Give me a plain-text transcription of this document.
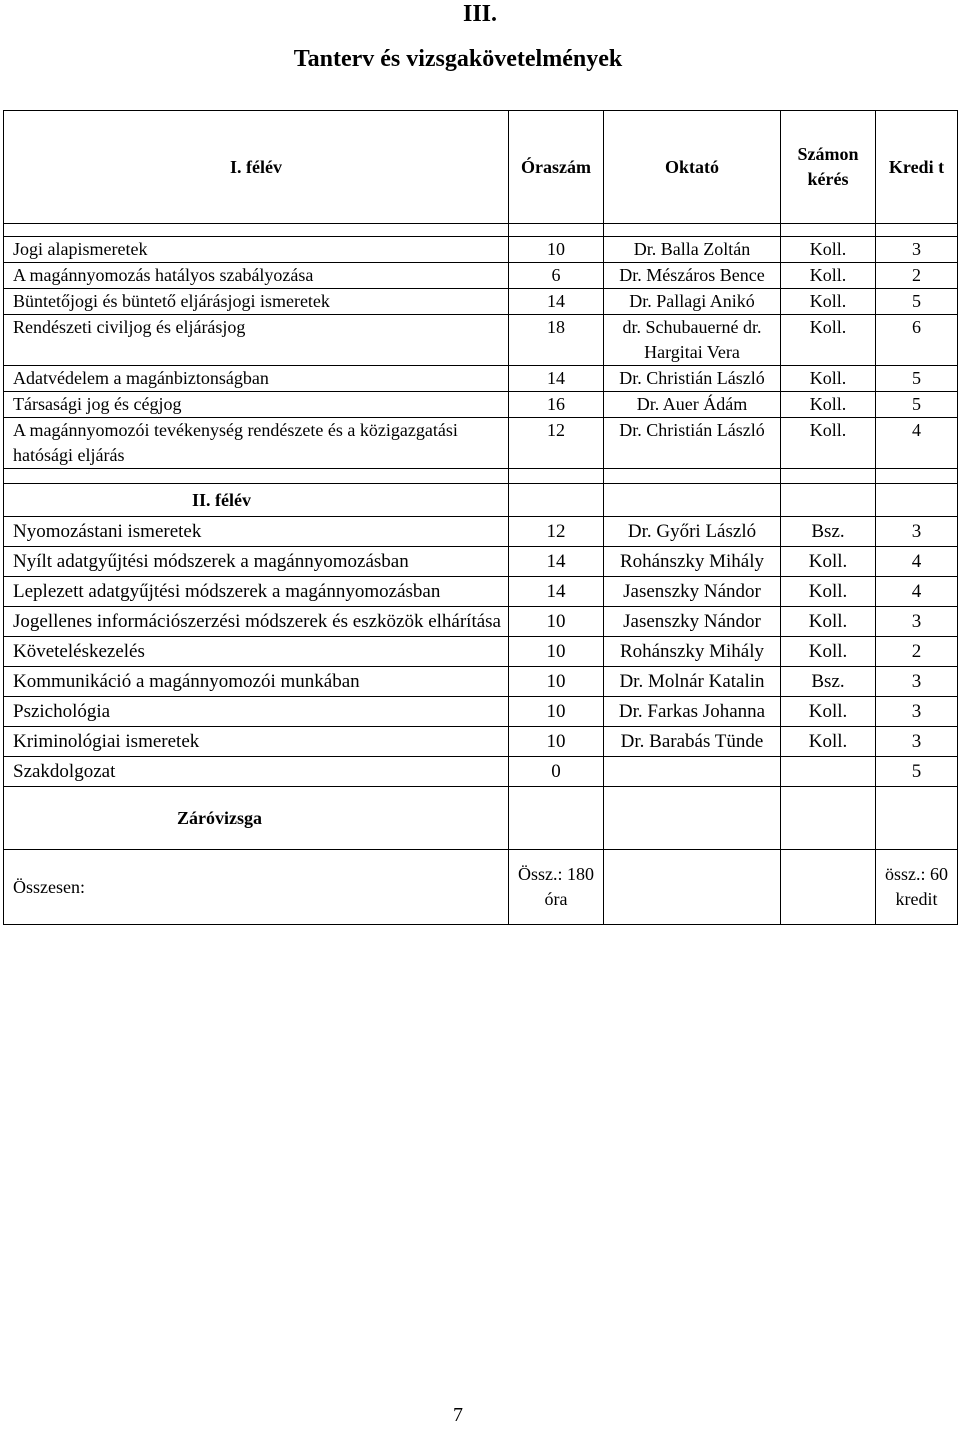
III.
Tanterv és vizsgakövetelmények
I. félév	Óraszám	Oktató	Számon kérés	Kredi t

Jogi alapismeretek	10	Dr. Balla Zoltán	Koll.	3
A magánnyomozás hatályos szabályozása	6	Dr. Mészáros Bence	Koll.	2
Büntetőjogi és büntető eljárásjogi ismeretek	14	Dr. Pallagi Anikó	Koll.	5
Rendészeti civiljog és eljárásjog	18	dr. Schubauerné dr. Hargitai Vera	Koll.	6
Adatvédelem a magánbiztonságban	14	Dr. Christián László	Koll.	5
Társasági jog és cégjog	16	Dr. Auer Ádám	Koll.	5
A magánnyomozói tevékenység rendészete és a közigazgatási hatósági eljárás	12	Dr. Christián László	Koll.	4

II. félév				
Nyomozástani ismeretek	12	Dr. Győri László	Bsz.	3
Nyílt adatgyűjtési módszerek a magánnyomozásban	14	Rohánszky Mihály	Koll.	4
Leplezett adatgyűjtési módszerek a magánnyomozásban	14	Jasenszky Nándor	Koll.	4
Jogellenes információszerzési módszerek és eszközök elhárítása	10	Jasenszky Nándor	Koll.	3
Követeléskezelés	10	Rohánszky Mihály	Koll.	2
Kommunikáció a magánnyomozói munkában	10	Dr. Molnár Katalin	Bsz.	3
Pszichológia	10	Dr. Farkas Johanna	Koll.	3
Kriminológiai ismeretek	10	Dr. Barabás Tünde	Koll.	3
Szakdolgozat	0			5
Záróvizsga				
Összesen:	Össz.: 180 óra			össz.: 60 kredit
7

===

*Task to complete*: Go through the material and select each line with the string "magánnyomozói" in it.

*Task answer*:
A magánnyomozói tevékenység rendészete és a közigazgatási hatósági eljárás	12	Dr. Christián László	Koll.	4
Kommunikáció a magánnyomozói munkában	10	Dr. Molnár Katalin	Bsz.	3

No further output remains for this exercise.